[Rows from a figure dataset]
>>>

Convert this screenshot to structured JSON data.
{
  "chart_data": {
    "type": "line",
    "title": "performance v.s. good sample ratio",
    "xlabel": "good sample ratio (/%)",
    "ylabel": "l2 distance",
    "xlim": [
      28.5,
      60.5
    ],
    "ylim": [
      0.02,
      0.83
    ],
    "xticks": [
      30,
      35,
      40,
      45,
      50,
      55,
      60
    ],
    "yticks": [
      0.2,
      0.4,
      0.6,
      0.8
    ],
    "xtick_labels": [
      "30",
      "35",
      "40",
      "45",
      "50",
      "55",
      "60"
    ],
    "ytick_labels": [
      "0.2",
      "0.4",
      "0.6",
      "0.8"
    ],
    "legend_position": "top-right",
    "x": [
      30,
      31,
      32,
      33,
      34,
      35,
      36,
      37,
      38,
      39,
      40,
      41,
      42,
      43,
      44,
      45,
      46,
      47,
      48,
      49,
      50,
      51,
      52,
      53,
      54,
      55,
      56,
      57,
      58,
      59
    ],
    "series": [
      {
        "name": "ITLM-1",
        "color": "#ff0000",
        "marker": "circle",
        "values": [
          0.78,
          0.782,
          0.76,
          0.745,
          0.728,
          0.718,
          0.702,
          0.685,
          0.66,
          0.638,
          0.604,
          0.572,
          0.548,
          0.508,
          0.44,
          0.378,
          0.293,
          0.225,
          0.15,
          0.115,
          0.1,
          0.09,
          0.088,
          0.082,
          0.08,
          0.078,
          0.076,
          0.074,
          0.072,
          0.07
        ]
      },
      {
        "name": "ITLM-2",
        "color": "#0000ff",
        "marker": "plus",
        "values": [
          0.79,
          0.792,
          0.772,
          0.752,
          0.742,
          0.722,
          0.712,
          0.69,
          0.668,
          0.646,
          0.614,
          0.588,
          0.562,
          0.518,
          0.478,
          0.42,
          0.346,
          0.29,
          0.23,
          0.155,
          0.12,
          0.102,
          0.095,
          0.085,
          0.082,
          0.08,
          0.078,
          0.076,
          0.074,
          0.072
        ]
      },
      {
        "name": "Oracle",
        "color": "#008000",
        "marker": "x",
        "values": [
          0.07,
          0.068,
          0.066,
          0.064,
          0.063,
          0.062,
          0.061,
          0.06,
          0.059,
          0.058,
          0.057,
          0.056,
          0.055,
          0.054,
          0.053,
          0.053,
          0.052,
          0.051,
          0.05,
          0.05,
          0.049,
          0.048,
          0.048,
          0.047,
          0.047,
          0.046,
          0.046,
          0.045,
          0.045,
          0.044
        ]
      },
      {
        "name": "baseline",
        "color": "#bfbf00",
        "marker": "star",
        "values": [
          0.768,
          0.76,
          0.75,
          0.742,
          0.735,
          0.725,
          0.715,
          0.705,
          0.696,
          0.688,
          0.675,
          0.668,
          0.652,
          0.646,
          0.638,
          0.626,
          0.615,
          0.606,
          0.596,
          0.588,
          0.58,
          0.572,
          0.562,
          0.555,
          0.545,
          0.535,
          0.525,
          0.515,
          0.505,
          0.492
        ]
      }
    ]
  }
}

<<<

*TASK BRIEF:*
Transcribe all of the lines in the records precisely.

*WRITTEN ANSWER:*
Convert this screenshot to structured JSON data.
{
  "chart_data": {
    "type": "line",
    "title": "performance v.s. good sample ratio",
    "xlabel": "good sample ratio (/%)",
    "ylabel": "l2 distance",
    "xlim": [
      28.5,
      60.5
    ],
    "ylim": [
      0.02,
      0.83
    ],
    "xticks": [
      30,
      35,
      40,
      45,
      50,
      55,
      60
    ],
    "yticks": [
      0.2,
      0.4,
      0.6,
      0.8
    ],
    "xtick_labels": [
      "30",
      "35",
      "40",
      "45",
      "50",
      "55",
      "60"
    ],
    "ytick_labels": [
      "0.2",
      "0.4",
      "0.6",
      "0.8"
    ],
    "legend_position": "top-right",
    "x": [
      30,
      31,
      32,
      33,
      34,
      35,
      36,
      37,
      38,
      39,
      40,
      41,
      42,
      43,
      44,
      45,
      46,
      47,
      48,
      49,
      50,
      51,
      52,
      53,
      54,
      55,
      56,
      57,
      58,
      59
    ],
    "series": [
      {
        "name": "ITLM-1",
        "color": "#ff0000",
        "marker": "circle",
        "values": [
          0.78,
          0.782,
          0.76,
          0.745,
          0.728,
          0.718,
          0.702,
          0.685,
          0.66,
          0.638,
          0.604,
          0.572,
          0.548,
          0.508,
          0.44,
          0.378,
          0.293,
          0.225,
          0.15,
          0.115,
          0.1,
          0.09,
          0.088,
          0.082,
          0.08,
          0.078,
          0.076,
          0.074,
          0.072,
          0.07
        ]
      },
      {
        "name": "ITLM-2",
        "color": "#0000ff",
        "marker": "plus",
        "values": [
          0.79,
          0.792,
          0.772,
          0.752,
          0.742,
          0.722,
          0.712,
          0.69,
          0.668,
          0.646,
          0.614,
          0.588,
          0.562,
          0.518,
          0.478,
          0.42,
          0.346,
          0.29,
          0.23,
          0.155,
          0.12,
          0.102,
          0.095,
          0.085,
          0.082,
          0.08,
          0.078,
          0.076,
          0.074,
          0.072
        ]
      },
      {
        "name": "Oracle",
        "color": "#008000",
        "marker": "x",
        "values": [
          0.07,
          0.068,
          0.066,
          0.064,
          0.063,
          0.062,
          0.061,
          0.06,
          0.059,
          0.058,
          0.057,
          0.056,
          0.055,
          0.054,
          0.053,
          0.053,
          0.052,
          0.051,
          0.05,
          0.05,
          0.049,
          0.048,
          0.048,
          0.047,
          0.047,
          0.046,
          0.046,
          0.045,
          0.045,
          0.044
        ]
      },
      {
        "name": "baseline",
        "color": "#bfbf00",
        "marker": "star",
        "values": [
          0.768,
          0.76,
          0.75,
          0.742,
          0.735,
          0.725,
          0.715,
          0.705,
          0.696,
          0.688,
          0.675,
          0.668,
          0.652,
          0.646,
          0.638,
          0.626,
          0.615,
          0.606,
          0.596,
          0.588,
          0.58,
          0.572,
          0.562,
          0.555,
          0.545,
          0.535,
          0.525,
          0.515,
          0.505,
          0.492
        ]
      }
    ]
  }
}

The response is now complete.